* Start Provided entries *
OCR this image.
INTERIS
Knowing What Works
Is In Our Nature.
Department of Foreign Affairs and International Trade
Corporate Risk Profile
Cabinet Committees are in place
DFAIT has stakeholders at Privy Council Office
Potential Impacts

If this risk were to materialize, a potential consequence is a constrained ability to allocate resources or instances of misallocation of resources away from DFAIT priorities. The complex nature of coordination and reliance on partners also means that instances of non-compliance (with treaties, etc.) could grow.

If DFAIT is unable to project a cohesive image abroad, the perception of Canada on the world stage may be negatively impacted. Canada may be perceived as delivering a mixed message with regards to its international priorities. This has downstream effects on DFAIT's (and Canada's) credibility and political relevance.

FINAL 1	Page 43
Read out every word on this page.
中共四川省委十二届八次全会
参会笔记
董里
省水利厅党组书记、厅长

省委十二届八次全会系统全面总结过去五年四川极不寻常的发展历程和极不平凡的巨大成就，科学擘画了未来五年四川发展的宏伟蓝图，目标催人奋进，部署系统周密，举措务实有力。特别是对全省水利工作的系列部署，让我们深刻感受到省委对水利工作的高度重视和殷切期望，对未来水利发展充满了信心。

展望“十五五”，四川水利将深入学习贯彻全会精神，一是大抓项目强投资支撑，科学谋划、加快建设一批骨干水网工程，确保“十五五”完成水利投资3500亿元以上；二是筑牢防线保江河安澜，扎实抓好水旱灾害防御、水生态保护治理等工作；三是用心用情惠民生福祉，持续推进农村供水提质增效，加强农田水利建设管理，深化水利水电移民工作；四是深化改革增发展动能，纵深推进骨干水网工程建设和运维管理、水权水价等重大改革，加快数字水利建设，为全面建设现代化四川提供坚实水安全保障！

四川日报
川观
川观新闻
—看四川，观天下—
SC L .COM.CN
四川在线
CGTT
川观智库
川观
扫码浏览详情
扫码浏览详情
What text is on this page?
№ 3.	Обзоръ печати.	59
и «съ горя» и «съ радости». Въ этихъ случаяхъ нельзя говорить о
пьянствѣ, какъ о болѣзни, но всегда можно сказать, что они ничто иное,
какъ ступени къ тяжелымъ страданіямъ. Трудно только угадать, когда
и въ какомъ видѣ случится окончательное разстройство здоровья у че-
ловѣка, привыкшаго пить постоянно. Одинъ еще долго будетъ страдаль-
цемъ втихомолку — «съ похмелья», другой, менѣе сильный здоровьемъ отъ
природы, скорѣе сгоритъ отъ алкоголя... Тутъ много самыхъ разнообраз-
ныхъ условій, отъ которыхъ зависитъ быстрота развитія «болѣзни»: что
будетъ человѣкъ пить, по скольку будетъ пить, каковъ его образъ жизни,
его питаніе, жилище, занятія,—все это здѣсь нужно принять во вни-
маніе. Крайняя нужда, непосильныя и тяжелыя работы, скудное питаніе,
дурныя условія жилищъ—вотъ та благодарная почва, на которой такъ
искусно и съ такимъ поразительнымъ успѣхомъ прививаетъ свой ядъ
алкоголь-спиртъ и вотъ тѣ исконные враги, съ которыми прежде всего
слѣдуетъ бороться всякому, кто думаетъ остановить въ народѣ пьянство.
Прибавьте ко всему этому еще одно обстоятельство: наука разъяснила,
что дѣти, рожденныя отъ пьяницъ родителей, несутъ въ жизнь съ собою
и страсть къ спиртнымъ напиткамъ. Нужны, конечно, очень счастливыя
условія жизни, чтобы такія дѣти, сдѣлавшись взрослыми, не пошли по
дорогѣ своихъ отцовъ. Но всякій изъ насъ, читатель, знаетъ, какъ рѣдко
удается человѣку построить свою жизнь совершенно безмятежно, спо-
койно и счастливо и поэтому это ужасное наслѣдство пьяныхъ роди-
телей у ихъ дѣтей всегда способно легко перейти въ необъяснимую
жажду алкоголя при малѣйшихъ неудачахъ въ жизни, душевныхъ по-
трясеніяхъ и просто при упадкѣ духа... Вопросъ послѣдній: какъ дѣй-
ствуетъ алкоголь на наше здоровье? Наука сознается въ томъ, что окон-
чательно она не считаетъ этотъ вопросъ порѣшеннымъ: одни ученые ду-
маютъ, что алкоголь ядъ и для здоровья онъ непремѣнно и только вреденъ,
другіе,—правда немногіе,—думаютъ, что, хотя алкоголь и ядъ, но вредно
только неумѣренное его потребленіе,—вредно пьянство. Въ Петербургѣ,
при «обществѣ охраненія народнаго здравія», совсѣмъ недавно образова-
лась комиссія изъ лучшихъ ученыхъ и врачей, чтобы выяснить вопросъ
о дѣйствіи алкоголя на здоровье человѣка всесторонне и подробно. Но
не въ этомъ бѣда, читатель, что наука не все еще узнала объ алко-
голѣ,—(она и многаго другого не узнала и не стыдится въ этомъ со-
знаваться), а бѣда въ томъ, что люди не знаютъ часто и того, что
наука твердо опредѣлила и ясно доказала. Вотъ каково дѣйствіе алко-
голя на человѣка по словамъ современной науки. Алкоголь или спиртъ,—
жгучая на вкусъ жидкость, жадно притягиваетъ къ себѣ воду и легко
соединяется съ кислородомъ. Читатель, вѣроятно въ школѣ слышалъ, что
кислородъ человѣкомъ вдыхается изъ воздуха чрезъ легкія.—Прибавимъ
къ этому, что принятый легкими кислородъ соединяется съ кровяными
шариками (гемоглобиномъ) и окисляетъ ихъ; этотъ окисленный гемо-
* End Provided entries *
[Short exercise]
Filter for "спиртъ". Return all lines that hold it.

[Solution to this task]
алкоголь-спиртъ и вотъ тѣ исконные враги, съ которыми прежде всего
голя на человѣка по словамъ современной науки. Алкоголь или спиртъ,—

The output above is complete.